··· DATASET RECORDS

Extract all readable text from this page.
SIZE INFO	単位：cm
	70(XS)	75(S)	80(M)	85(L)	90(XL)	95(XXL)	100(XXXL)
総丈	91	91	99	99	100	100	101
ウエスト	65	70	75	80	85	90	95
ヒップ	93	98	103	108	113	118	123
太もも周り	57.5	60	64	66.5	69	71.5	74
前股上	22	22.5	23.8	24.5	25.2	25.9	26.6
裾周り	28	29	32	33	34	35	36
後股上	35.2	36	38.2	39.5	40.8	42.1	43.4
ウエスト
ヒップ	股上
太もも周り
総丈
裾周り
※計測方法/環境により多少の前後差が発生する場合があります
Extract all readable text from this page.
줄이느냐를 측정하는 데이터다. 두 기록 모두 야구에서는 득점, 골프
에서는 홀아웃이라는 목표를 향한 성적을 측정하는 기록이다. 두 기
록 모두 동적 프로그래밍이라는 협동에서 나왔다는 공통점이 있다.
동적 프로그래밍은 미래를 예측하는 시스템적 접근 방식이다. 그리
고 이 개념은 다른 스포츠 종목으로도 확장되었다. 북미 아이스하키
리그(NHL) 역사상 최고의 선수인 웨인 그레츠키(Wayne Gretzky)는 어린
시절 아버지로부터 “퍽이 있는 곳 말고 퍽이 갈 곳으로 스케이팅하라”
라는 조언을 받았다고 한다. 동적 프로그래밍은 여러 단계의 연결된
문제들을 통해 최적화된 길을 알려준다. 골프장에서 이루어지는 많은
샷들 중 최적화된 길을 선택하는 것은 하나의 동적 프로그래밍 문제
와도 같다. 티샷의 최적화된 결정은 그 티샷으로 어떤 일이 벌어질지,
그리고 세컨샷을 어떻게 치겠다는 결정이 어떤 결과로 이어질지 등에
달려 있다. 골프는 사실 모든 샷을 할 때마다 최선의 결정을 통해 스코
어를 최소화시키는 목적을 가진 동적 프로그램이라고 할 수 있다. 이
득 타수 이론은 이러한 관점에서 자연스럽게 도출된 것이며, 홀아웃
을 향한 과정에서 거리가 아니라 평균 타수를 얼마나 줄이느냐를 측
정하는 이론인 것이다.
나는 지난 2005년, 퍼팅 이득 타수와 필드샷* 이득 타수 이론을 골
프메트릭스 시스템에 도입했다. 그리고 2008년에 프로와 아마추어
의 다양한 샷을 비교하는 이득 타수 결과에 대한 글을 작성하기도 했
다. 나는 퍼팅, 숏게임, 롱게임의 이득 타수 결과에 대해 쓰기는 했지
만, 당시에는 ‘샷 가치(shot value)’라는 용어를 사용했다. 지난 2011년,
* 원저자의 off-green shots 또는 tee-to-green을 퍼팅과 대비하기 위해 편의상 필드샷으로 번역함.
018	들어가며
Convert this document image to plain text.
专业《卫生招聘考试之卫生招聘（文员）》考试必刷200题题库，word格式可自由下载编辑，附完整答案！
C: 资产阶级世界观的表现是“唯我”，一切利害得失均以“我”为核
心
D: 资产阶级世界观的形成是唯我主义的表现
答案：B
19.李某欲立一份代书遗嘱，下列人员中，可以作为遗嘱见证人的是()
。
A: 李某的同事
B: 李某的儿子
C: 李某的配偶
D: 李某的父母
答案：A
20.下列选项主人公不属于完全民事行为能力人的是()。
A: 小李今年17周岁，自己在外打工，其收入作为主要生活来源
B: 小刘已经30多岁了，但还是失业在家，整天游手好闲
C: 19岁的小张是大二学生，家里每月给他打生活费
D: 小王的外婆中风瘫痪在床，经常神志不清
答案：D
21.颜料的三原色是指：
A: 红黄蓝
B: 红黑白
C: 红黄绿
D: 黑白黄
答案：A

······

Copy each line from the records above that includes the string "줄이느냐를".

줄이느냐를 측정하는 데이터다. 두 기록 모두 야구에서는 득점, 골프
을 향한 과정에서 거리가 아니라 평균 타수를 얼마나 줄이느냐를 측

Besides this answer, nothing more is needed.